GIVEN PROBLEM: Only a number is wanted: how many lines of the entries include the string "true"?
--- --- ---
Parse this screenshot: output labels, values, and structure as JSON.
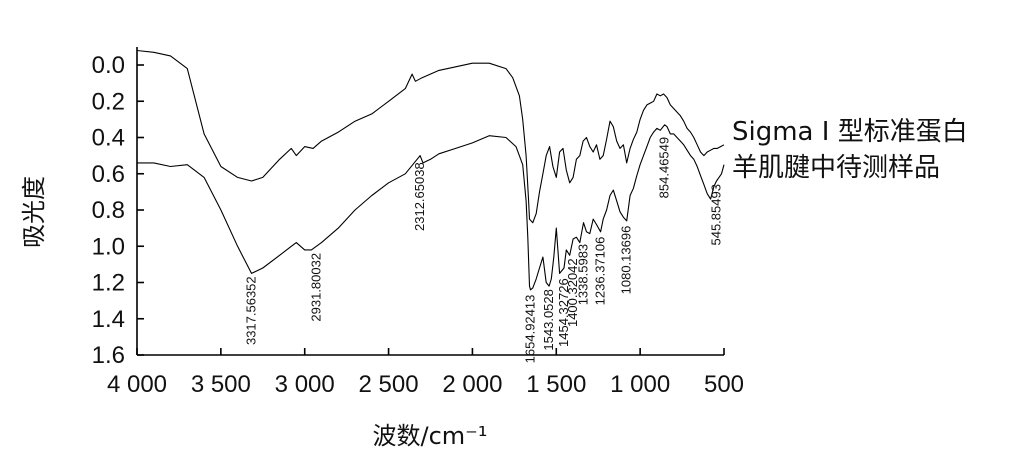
{
  "chart_data": {
    "type": "line",
    "xlabel": "波数/cm⁻¹",
    "ylabel": "吸光度",
    "xlim": [
      4000,
      500
    ],
    "ylim": [
      0.0,
      1.6
    ],
    "x_axis_reversed": true,
    "y_axis_inverted": true,
    "x_ticks": [
      4000,
      3500,
      3000,
      2500,
      2000,
      1500,
      1000,
      500
    ],
    "x_tick_labels": [
      "4 000",
      "3 500",
      "3 000",
      "2 500",
      "2 000",
      "1 500",
      "1 000",
      "500"
    ],
    "y_ticks": [
      0.0,
      0.2,
      0.4,
      0.6,
      0.8,
      1.0,
      1.2,
      1.4,
      1.6
    ],
    "y_tick_labels": [
      "0.0",
      "0.2",
      "0.4",
      "0.6",
      "0.8",
      "1.0",
      "1.2",
      "1.4",
      "1.6"
    ],
    "grid": false,
    "series": [
      {
        "name": "Sigma Ⅰ 型标准蛋白",
        "x": [
          4000,
          3900,
          3800,
          3700,
          3600,
          3500,
          3400,
          3317,
          3250,
          3150,
          3080,
          3050,
          3000,
          2950,
          2900,
          2800,
          2700,
          2600,
          2500,
          2400,
          2360,
          2340,
          2300,
          2200,
          2100,
          2000,
          1900,
          1800,
          1760,
          1720,
          1700,
          1680,
          1665,
          1660,
          1640,
          1620,
          1600,
          1580,
          1560,
          1540,
          1520,
          1500,
          1480,
          1460,
          1440,
          1420,
          1400,
          1380,
          1360,
          1340,
          1320,
          1300,
          1280,
          1260,
          1240,
          1220,
          1200,
          1180,
          1160,
          1140,
          1120,
          1100,
          1080,
          1060,
          1040,
          1020,
          1000,
          980,
          960,
          940,
          920,
          900,
          880,
          860,
          840,
          820,
          800,
          780,
          760,
          740,
          720,
          700,
          680,
          660,
          640,
          620,
          600,
          580,
          560,
          540,
          520,
          500
        ],
        "y": [
          -0.08,
          -0.07,
          -0.05,
          0.02,
          0.38,
          0.56,
          0.62,
          0.64,
          0.62,
          0.52,
          0.46,
          0.5,
          0.45,
          0.46,
          0.42,
          0.37,
          0.31,
          0.27,
          0.2,
          0.13,
          0.05,
          0.09,
          0.07,
          0.03,
          0.01,
          -0.01,
          -0.01,
          0.02,
          0.07,
          0.17,
          0.3,
          0.5,
          0.75,
          0.85,
          0.87,
          0.82,
          0.7,
          0.6,
          0.5,
          0.45,
          0.56,
          0.62,
          0.48,
          0.46,
          0.58,
          0.65,
          0.62,
          0.52,
          0.5,
          0.42,
          0.4,
          0.45,
          0.48,
          0.44,
          0.52,
          0.5,
          0.41,
          0.31,
          0.34,
          0.42,
          0.46,
          0.44,
          0.54,
          0.46,
          0.41,
          0.37,
          0.3,
          0.25,
          0.22,
          0.21,
          0.2,
          0.16,
          0.17,
          0.16,
          0.18,
          0.22,
          0.24,
          0.26,
          0.28,
          0.31,
          0.35,
          0.37,
          0.4,
          0.44,
          0.48,
          0.5,
          0.48,
          0.47,
          0.46,
          0.46,
          0.45,
          0.44
        ]
      },
      {
        "name": "羊肌腱中待测样品",
        "x": [
          4000,
          3900,
          3800,
          3700,
          3600,
          3500,
          3400,
          3317,
          3250,
          3150,
          3080,
          3050,
          3000,
          2960,
          2931,
          2900,
          2800,
          2700,
          2600,
          2500,
          2400,
          2330,
          2312,
          2295,
          2250,
          2200,
          2100,
          2000,
          1900,
          1800,
          1740,
          1700,
          1680,
          1670,
          1660,
          1654,
          1640,
          1620,
          1600,
          1580,
          1560,
          1543,
          1530,
          1515,
          1500,
          1480,
          1454,
          1440,
          1420,
          1400,
          1380,
          1360,
          1338,
          1320,
          1300,
          1280,
          1260,
          1236,
          1220,
          1200,
          1180,
          1160,
          1140,
          1120,
          1100,
          1080,
          1060,
          1040,
          1020,
          1000,
          980,
          960,
          940,
          920,
          900,
          880,
          854,
          840,
          820,
          800,
          780,
          760,
          740,
          720,
          700,
          680,
          660,
          640,
          620,
          600,
          580,
          560,
          545,
          530,
          515,
          500
        ],
        "y": [
          0.54,
          0.54,
          0.56,
          0.55,
          0.62,
          0.8,
          1.0,
          1.15,
          1.12,
          1.05,
          1.0,
          0.98,
          1.02,
          1.02,
          1.0,
          0.98,
          0.9,
          0.8,
          0.72,
          0.65,
          0.6,
          0.52,
          0.5,
          0.54,
          0.52,
          0.49,
          0.46,
          0.43,
          0.39,
          0.4,
          0.45,
          0.55,
          0.75,
          0.95,
          1.22,
          1.24,
          1.23,
          1.18,
          1.12,
          1.06,
          1.2,
          1.22,
          1.18,
          1.06,
          0.9,
          1.15,
          1.12,
          1.02,
          1.05,
          0.96,
          0.95,
          0.98,
          0.87,
          0.92,
          0.93,
          0.85,
          0.88,
          0.92,
          0.85,
          0.8,
          0.72,
          0.69,
          0.75,
          0.81,
          0.84,
          0.86,
          0.72,
          0.68,
          0.61,
          0.55,
          0.5,
          0.45,
          0.4,
          0.37,
          0.35,
          0.36,
          0.33,
          0.34,
          0.38,
          0.38,
          0.4,
          0.42,
          0.44,
          0.47,
          0.5,
          0.52,
          0.56,
          0.61,
          0.66,
          0.71,
          0.74,
          0.67,
          0.64,
          0.62,
          0.6,
          0.55
        ]
      }
    ],
    "peak_labels": [
      {
        "text": "3317.56352",
        "x": 3317,
        "y": 1.15
      },
      {
        "text": "2931.80032",
        "x": 2931,
        "y": 1.02
      },
      {
        "text": "2312.65038",
        "x": 2312,
        "y": 0.52
      },
      {
        "text": "1654.92413",
        "x": 1654,
        "y": 1.25
      },
      {
        "text": "1543.0528",
        "x": 1543,
        "y": 1.22
      },
      {
        "text": "1454.32726",
        "x": 1454,
        "y": 1.16
      },
      {
        "text": "1400.32042",
        "x": 1400,
        "y": 1.05
      },
      {
        "text": "1338.5983",
        "x": 1338,
        "y": 0.97
      },
      {
        "text": "1236.37106",
        "x": 1236,
        "y": 0.93
      },
      {
        "text": "1080.13696",
        "x": 1080,
        "y": 0.87
      },
      {
        "text": "854.46549",
        "x": 854,
        "y": 0.38
      },
      {
        "text": "545.85493",
        "x": 545,
        "y": 0.64
      }
    ]
  }
}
--- --- ---
PROBLEM SOLUTION: 2